§ Task to carry out: Output the material beneath exactly, leaving nothing out.

——

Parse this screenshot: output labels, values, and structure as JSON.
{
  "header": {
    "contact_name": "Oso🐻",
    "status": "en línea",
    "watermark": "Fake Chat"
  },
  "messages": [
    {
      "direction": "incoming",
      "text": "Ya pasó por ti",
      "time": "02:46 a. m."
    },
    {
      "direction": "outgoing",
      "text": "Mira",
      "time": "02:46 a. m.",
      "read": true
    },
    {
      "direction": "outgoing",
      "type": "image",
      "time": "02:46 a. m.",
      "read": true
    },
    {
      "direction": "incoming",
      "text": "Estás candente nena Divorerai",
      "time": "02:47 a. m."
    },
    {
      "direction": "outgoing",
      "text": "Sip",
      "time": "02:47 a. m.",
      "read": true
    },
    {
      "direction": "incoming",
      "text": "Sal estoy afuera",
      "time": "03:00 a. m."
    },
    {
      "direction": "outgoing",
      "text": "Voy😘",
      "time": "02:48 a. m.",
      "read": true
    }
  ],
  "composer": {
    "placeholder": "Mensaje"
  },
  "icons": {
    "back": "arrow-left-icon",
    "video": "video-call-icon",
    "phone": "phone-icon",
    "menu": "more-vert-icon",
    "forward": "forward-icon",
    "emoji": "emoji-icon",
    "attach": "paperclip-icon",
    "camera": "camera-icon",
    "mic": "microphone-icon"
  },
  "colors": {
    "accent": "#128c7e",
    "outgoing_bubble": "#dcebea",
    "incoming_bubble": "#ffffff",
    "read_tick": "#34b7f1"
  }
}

——

§ The result:
Parse this screenshot: output labels, values, and structure as JSON.
{
  "header": {
    "contact_name": "Oso🐻",
    "status": "en línea",
    "watermark": "Fake Chat"
  },
  "messages": [
    {
      "direction": "incoming",
      "text": "Ya pasó por ti",
      "time": "02:46 a. m."
    },
    {
      "direction": "outgoing",
      "text": "Mira",
      "time": "02:46 a. m.",
      "read": true
    },
    {
      "direction": "outgoing",
      "type": "image",
      "time": "02:46 a. m.",
      "read": true
    },
    {
      "direction": "incoming",
      "text": "Estás candente nena Divorerai",
      "time": "02:47 a. m."
    },
    {
      "direction": "outgoing",
      "text": "Sip",
      "time": "02:47 a. m.",
      "read": true
    },
    {
      "direction": "incoming",
      "text": "Sal estoy afuera",
      "time": "03:00 a. m."
    },
    {
      "direction": "outgoing",
      "text": "Voy😘",
      "time": "02:48 a. m.",
      "read": true
    }
  ],
  "composer": {
    "placeholder": "Mensaje"
  },
  "icons": {
    "back": "arrow-left-icon",
    "video": "video-call-icon",
    "phone": "phone-icon",
    "menu": "more-vert-icon",
    "forward": "forward-icon",
    "emoji": "emoji-icon",
    "attach": "paperclip-icon",
    "camera": "camera-icon",
    "mic": "microphone-icon"
  },
  "colors": {
    "accent": "#128c7e",
    "outgoing_bubble": "#dcebea",
    "incoming_bubble": "#ffffff",
    "read_tick": "#34b7f1"
  }
}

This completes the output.